Q bom poder trocar idéias e se informar com gente tão inteligente, viva a internet!:) Mas voltando a questão de COMO acabar com o conflito: o programa sintetizado pela Tânia Maria Baibich é inteiramente racional (PAZ NEGOCIADA, DOIS ESTADOS). Mas qual a chance de devolver as terras ocupadas na guerra de 1967 se Israel não cessa de expandir os assentamentos ilegais??? Eis o X da questão...

A política de assentamentos não é do povo israelense, mas de seu governo fascista, que precisa dela para manter o apoio dos religiosos. É que estes, como é da característica dos fanáticos, não possuem qualquer compromisso com a realidade, e analisam a situação a partir de um suposto território que teria sido destinado a eles pela Bíblia. Então, fodam-se os árabes, os palestinos, e foda-se todo mundo, eu tenho direito à terra deles porque Deus me deu. E pronto.

Realmente, Marcelo Jugend e Dennison de Oliveira poder discutir desarmado com gente do quilate de vcs é um privilégio. Os assentamentos são um câncer, como o são os doidos de todos os lados. Mas, nos lembremos tb., discutir estes temas aqui no nosso bem bom é uma coisa, lá o pessoal tá enterrando seus mortos... UI, ODEIO AS GUERRAS!!!!!!!!!!!!!!!!!!!!!!!!!!!!!! bjs




II.

Este outro diálogo foi iniciado em um blog político, que comentava a situação no Oriente Médio. Um internauta de nome Zeno José Otto postou um comentário que a meu ver era francamente antissemita, confundindo aquela situação com as posturas do povo judeu em geral.
※
• INSTRUÇÕES DA TAREFA:
1. Qual é o nome do internauta que, segundo o texto, postou um comentário antissemita em um blog político?
2. Repita fielmente o trecho do texto que vai de "Este outro diálogo" até "judeu em geral.".
As entradas vêm de outra fonte.

• Itens listados em um conjunto de dados:
※
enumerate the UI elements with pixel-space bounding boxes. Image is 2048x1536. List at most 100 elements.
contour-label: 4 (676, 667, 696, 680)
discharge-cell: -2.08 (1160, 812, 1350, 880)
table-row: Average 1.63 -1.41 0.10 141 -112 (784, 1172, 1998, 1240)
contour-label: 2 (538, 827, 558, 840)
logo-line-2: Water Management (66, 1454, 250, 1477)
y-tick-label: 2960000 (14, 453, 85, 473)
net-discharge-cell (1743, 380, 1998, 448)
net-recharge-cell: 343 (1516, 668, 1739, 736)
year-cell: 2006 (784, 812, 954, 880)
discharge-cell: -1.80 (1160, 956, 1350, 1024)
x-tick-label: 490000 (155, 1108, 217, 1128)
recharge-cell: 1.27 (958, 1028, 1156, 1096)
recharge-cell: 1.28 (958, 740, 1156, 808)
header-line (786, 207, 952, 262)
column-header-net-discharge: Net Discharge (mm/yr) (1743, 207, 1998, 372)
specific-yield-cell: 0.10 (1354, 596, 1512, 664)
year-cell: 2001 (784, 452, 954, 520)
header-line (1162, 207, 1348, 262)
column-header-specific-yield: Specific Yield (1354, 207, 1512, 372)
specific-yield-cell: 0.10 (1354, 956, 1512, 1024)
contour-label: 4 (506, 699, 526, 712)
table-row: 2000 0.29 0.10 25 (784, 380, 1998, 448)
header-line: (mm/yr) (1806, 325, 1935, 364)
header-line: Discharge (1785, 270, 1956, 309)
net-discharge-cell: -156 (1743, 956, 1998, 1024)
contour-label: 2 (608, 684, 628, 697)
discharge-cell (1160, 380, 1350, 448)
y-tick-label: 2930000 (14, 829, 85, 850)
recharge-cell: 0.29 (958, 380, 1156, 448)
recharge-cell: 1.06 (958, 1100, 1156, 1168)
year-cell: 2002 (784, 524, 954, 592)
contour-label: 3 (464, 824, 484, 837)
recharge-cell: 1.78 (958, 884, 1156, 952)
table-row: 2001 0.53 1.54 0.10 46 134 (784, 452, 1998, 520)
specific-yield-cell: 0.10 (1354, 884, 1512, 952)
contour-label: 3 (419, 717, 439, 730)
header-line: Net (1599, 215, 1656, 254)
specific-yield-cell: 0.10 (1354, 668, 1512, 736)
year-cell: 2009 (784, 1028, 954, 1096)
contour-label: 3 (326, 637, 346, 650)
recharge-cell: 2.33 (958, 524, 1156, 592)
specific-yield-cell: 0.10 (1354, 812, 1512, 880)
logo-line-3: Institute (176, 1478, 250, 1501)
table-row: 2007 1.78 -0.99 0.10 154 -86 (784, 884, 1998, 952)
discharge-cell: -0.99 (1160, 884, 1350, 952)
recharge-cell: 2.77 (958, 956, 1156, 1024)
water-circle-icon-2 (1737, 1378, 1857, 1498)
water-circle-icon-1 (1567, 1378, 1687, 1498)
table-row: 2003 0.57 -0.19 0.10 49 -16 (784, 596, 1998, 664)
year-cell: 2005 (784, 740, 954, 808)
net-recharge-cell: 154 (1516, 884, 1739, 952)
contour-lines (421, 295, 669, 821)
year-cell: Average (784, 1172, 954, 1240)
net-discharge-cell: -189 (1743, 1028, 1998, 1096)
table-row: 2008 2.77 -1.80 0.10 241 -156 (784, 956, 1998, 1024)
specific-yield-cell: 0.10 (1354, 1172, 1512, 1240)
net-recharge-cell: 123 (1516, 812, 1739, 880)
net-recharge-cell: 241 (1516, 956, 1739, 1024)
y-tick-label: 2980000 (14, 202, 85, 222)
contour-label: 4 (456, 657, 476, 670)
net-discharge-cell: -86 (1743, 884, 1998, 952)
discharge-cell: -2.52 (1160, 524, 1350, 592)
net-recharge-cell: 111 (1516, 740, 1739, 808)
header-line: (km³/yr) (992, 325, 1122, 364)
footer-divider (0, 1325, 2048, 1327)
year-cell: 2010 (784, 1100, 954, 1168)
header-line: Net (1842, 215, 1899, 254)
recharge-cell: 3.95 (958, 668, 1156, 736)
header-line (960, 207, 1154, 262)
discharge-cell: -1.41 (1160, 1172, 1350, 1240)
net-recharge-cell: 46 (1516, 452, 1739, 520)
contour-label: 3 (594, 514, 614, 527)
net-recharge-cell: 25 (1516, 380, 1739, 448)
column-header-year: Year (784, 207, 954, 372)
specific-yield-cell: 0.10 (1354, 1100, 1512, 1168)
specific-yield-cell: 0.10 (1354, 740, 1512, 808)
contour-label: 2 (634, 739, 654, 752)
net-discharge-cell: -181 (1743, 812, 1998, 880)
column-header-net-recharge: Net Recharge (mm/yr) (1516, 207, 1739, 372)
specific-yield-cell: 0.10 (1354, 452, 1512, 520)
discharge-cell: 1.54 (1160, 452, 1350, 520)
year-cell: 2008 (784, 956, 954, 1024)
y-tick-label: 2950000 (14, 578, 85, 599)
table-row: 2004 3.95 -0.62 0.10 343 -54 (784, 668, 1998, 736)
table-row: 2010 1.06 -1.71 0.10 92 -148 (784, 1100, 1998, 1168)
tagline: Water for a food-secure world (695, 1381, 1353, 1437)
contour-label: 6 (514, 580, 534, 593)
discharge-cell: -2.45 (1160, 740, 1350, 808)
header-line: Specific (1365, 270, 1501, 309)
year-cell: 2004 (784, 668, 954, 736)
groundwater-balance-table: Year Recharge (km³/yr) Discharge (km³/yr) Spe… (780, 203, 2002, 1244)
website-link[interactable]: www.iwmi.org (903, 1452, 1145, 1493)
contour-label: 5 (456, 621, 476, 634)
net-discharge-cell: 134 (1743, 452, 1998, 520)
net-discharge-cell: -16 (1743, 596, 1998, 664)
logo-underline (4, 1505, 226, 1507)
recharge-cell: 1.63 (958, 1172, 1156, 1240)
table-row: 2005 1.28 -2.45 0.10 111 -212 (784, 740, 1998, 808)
※
• EM RESPOSTA:
1. Zeno José Otto.

2.
Este outro diálogo foi iniciado em um blog político, que comentava a situação no Oriente Médio. Um internauta de nome Zeno José Otto postou um comentário que a meu ver era francamente antissemita, confundindo aquela situação com as posturas do povo judeu em geral.